### Saved entries
-- -- --

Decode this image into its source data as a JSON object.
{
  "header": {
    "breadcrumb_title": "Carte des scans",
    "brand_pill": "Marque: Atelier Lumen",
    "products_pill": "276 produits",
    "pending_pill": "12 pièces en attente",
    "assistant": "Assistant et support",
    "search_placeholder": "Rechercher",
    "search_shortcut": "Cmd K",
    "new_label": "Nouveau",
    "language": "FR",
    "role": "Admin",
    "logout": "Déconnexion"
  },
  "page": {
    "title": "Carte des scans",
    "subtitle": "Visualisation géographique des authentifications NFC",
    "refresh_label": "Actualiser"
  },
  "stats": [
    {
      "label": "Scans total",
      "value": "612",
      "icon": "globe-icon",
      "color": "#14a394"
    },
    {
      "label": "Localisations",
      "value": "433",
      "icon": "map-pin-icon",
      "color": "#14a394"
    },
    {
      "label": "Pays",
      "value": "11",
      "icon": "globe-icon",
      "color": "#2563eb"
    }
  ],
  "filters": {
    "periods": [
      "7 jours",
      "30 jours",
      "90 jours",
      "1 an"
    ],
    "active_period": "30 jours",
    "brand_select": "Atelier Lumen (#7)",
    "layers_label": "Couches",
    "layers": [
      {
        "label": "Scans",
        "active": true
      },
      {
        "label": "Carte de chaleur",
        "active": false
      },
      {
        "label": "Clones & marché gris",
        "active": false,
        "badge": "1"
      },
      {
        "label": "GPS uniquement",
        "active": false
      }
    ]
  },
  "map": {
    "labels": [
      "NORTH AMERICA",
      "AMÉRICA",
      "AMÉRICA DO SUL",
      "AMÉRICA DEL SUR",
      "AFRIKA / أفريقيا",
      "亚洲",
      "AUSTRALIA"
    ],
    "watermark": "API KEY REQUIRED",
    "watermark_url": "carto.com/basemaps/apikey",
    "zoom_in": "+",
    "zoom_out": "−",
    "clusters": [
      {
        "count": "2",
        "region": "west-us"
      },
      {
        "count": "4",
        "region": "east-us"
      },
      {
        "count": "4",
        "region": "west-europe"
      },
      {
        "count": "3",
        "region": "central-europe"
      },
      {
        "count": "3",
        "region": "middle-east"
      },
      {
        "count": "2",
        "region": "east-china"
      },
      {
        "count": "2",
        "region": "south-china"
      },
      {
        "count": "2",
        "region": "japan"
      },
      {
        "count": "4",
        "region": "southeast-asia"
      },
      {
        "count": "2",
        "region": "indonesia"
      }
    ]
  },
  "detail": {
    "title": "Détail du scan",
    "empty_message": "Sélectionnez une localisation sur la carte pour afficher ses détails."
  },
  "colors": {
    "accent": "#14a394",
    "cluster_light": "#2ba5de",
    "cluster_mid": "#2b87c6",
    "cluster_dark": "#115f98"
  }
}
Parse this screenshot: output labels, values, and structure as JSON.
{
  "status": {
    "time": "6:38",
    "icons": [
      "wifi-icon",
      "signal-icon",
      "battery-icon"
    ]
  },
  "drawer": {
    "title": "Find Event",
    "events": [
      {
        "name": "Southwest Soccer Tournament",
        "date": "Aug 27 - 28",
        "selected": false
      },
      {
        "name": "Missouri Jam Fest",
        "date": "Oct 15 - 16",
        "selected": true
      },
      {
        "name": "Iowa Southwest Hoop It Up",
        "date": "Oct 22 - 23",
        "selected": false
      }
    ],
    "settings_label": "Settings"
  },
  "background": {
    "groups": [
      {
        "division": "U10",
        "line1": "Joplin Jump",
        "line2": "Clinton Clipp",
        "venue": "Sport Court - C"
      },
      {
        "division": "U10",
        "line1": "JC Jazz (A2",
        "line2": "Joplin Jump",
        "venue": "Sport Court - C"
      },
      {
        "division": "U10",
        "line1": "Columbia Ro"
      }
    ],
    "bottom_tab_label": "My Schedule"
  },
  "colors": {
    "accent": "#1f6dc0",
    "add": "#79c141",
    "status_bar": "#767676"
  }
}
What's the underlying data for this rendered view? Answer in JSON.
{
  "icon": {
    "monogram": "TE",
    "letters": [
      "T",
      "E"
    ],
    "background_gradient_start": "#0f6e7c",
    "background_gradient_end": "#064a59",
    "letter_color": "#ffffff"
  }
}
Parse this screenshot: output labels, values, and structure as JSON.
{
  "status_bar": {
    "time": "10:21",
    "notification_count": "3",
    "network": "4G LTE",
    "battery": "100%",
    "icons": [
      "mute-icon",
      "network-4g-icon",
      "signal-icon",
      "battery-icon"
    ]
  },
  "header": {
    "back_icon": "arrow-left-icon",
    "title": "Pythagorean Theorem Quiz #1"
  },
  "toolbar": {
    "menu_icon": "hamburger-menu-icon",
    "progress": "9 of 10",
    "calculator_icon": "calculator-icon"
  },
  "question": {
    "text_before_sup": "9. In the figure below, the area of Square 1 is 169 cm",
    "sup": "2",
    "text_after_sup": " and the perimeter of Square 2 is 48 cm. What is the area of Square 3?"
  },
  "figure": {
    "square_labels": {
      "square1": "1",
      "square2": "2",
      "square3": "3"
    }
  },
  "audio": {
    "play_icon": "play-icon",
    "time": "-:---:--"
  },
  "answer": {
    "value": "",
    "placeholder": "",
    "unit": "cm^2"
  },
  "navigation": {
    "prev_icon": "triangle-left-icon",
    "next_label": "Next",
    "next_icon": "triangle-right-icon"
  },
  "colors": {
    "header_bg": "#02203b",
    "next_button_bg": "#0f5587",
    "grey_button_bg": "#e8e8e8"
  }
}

-- -- --

### GOAL OF THE EXERCISE
Copy all the records above precisely.

### IN RESPONSE
Decode this image into its source data as a JSON object.
{
  "header": {
    "breadcrumb_title": "Carte des scans",
    "brand_pill": "Marque: Atelier Lumen",
    "products_pill": "276 produits",
    "pending_pill": "12 pièces en attente",
    "assistant": "Assistant et support",
    "search_placeholder": "Rechercher",
    "search_shortcut": "Cmd K",
    "new_label": "Nouveau",
    "language": "FR",
    "role": "Admin",
    "logout": "Déconnexion"
  },
  "page": {
    "title": "Carte des scans",
    "subtitle": "Visualisation géographique des authentifications NFC",
    "refresh_label": "Actualiser"
  },
  "stats": [
    {
      "label": "Scans total",
      "value": "612",
      "icon": "globe-icon",
      "color": "#14a394"
    },
    {
      "label": "Localisations",
      "value": "433",
      "icon": "map-pin-icon",
      "color": "#14a394"
    },
    {
      "label": "Pays",
      "value": "11",
      "icon": "globe-icon",
      "color": "#2563eb"
    }
  ],
  "filters": {
    "periods": [
      "7 jours",
      "30 jours",
      "90 jours",
      "1 an"
    ],
    "active_period": "30 jours",
    "brand_select": "Atelier Lumen (#7)",
    "layers_label": "Couches",
    "layers": [
      {
        "label": "Scans",
        "active": true
      },
      {
        "label": "Carte de chaleur",
        "active": false
      },
      {
        "label": "Clones & marché gris",
        "active": false,
        "badge": "1"
      },
      {
        "label": "GPS uniquement",
        "active": false
      }
    ]
  },
  "map": {
    "labels": [
      "NORTH AMERICA",
      "AMÉRICA",
      "AMÉRICA DO SUL",
      "AMÉRICA DEL SUR",
      "AFRIKA / أفريقيا",
      "亚洲",
      "AUSTRALIA"
    ],
    "watermark": "API KEY REQUIRED",
    "watermark_url": "carto.com/basemaps/apikey",
    "zoom_in": "+",
    "zoom_out": "−",
    "clusters": [
      {
        "count": "2",
        "region": "west-us"
      },
      {
        "count": "4",
        "region": "east-us"
      },
      {
        "count": "4",
        "region": "west-europe"
      },
      {
        "count": "3",
        "region": "central-europe"
      },
      {
        "count": "3",
        "region": "middle-east"
      },
      {
        "count": "2",
        "region": "east-china"
      },
      {
        "count": "2",
        "region": "south-china"
      },
      {
        "count": "2",
        "region": "japan"
      },
      {
        "count": "4",
        "region": "southeast-asia"
      },
      {
        "count": "2",
        "region": "indonesia"
      }
    ]
  },
  "detail": {
    "title": "Détail du scan",
    "empty_message": "Sélectionnez une localisation sur la carte pour afficher ses détails."
  },
  "colors": {
    "accent": "#14a394",
    "cluster_light": "#2ba5de",
    "cluster_mid": "#2b87c6",
    "cluster_dark": "#115f98"
  }
}
Parse this screenshot: output labels, values, and structure as JSON.
{
  "status": {
    "time": "6:38",
    "icons": [
      "wifi-icon",
      "signal-icon",
      "battery-icon"
    ]
  },
  "drawer": {
    "title": "Find Event",
    "events": [
      {
        "name": "Southwest Soccer Tournament",
        "date": "Aug 27 - 28",
        "selected": false
      },
      {
        "name": "Missouri Jam Fest",
        "date": "Oct 15 - 16",
        "selected": true
      },
      {
        "name": "Iowa Southwest Hoop It Up",
        "date": "Oct 22 - 23",
        "selected": false
      }
    ],
    "settings_label": "Settings"
  },
  "background": {
    "groups": [
      {
        "division": "U10",
        "line1": "Joplin Jump",
        "line2": "Clinton Clipp",
        "venue": "Sport Court - C"
      },
      {
        "division": "U10",
        "line1": "JC Jazz (A2",
        "line2": "Joplin Jump",
        "venue": "Sport Court - C"
      },
      {
        "division": "U10",
        "line1": "Columbia Ro"
      }
    ],
    "bottom_tab_label": "My Schedule"
  },
  "colors": {
    "accent": "#1f6dc0",
    "add": "#79c141",
    "status_bar": "#767676"
  }
}
What's the underlying data for this rendered view? Answer in JSON.
{
  "icon": {
    "monogram": "TE",
    "letters": [
      "T",
      "E"
    ],
    "background_gradient_start": "#0f6e7c",
    "background_gradient_end": "#064a59",
    "letter_color": "#ffffff"
  }
}
Parse this screenshot: output labels, values, and structure as JSON.
{
  "status_bar": {
    "time": "10:21",
    "notification_count": "3",
    "network": "4G LTE",
    "battery": "100%",
    "icons": [
      "mute-icon",
      "network-4g-icon",
      "signal-icon",
      "battery-icon"
    ]
  },
  "header": {
    "back_icon": "arrow-left-icon",
    "title": "Pythagorean Theorem Quiz #1"
  },
  "toolbar": {
    "menu_icon": "hamburger-menu-icon",
    "progress": "9 of 10",
    "calculator_icon": "calculator-icon"
  },
  "question": {
    "text_before_sup": "9. In the figure below, the area of Square 1 is 169 cm",
    "sup": "2",
    "text_after_sup": " and the perimeter of Square 2 is 48 cm. What is the area of Square 3?"
  },
  "figure": {
    "square_labels": {
      "square1": "1",
      "square2": "2",
      "square3": "3"
    }
  },
  "audio": {
    "play_icon": "play-icon",
    "time": "-:---:--"
  },
  "answer": {
    "value": "",
    "placeholder": "",
    "unit": "cm^2"
  },
  "navigation": {
    "prev_icon": "triangle-left-icon",
    "next_label": "Next",
    "next_icon": "triangle-right-icon"
  },
  "colors": {
    "header_bg": "#02203b",
    "next_button_bg": "#0f5587",
    "grey_button_bg": "#e8e8e8"
  }
}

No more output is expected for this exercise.